#### [WORK INSTRUCTIONS]
Pull every line with the word "marker" out of the entries below.
|---|
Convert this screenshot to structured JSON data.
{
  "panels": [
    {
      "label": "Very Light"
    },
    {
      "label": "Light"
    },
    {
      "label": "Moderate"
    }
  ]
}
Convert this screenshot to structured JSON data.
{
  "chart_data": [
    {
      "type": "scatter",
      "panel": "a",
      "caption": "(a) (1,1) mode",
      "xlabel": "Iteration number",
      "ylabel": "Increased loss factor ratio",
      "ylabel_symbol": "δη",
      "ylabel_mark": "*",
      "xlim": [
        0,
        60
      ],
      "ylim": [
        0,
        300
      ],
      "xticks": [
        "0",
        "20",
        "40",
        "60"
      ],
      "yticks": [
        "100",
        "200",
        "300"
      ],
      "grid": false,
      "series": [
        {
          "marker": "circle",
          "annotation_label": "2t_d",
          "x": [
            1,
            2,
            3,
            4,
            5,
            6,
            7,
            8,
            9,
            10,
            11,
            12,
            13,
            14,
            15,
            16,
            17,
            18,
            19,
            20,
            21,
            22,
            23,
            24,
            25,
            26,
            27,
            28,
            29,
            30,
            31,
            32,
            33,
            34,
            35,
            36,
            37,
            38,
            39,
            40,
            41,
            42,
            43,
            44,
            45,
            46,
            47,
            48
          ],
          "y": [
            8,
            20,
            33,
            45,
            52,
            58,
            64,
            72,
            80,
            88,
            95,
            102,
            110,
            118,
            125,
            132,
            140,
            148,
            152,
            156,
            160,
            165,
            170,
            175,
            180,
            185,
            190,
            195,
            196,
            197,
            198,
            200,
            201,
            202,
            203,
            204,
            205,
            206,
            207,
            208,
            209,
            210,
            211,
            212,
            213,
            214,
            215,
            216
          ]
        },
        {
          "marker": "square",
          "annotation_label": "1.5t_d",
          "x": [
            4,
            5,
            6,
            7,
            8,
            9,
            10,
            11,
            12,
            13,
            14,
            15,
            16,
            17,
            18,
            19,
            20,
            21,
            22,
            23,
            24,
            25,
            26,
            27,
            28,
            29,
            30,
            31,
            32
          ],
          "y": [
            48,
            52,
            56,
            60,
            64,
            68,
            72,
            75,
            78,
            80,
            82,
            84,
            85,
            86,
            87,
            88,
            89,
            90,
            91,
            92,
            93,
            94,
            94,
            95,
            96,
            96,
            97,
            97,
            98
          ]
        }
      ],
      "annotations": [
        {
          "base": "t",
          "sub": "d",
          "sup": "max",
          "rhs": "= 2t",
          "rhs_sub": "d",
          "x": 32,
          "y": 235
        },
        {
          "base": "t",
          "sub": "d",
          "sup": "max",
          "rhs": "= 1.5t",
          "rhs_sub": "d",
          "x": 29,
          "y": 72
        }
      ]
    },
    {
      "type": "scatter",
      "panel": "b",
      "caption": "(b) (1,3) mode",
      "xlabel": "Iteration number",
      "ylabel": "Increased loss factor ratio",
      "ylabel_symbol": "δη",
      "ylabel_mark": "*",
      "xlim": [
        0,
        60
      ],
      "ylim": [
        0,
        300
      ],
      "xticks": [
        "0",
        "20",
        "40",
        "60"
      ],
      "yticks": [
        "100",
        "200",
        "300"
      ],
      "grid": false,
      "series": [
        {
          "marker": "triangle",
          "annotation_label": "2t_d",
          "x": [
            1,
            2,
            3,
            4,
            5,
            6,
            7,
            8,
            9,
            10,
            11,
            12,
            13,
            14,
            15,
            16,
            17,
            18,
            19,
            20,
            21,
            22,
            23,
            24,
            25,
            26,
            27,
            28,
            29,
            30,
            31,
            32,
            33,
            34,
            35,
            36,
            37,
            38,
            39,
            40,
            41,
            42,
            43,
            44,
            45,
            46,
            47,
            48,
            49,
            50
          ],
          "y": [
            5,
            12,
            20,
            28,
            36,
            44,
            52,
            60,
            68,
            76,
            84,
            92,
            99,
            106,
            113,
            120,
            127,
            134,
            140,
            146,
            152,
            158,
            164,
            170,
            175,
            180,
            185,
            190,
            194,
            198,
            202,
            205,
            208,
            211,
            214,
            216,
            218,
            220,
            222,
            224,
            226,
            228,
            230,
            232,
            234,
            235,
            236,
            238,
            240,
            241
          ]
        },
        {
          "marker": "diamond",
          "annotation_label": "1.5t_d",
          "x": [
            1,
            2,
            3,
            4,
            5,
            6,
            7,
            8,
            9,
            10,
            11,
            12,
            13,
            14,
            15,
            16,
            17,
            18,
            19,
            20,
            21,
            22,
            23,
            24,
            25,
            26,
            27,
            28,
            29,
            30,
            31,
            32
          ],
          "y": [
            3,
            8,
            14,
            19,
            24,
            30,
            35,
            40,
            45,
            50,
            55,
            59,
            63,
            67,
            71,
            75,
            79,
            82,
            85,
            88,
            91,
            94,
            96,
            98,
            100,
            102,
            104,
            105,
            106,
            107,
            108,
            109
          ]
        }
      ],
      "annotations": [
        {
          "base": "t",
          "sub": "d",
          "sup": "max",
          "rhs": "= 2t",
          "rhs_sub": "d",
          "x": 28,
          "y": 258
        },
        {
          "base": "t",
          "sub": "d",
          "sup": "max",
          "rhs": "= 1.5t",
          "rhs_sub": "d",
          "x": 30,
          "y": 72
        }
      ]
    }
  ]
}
|---|
#### [THE RESULT]
          "marker": "circle",
          "marker": "square",
          "marker": "triangle",
          "marker": "diamond",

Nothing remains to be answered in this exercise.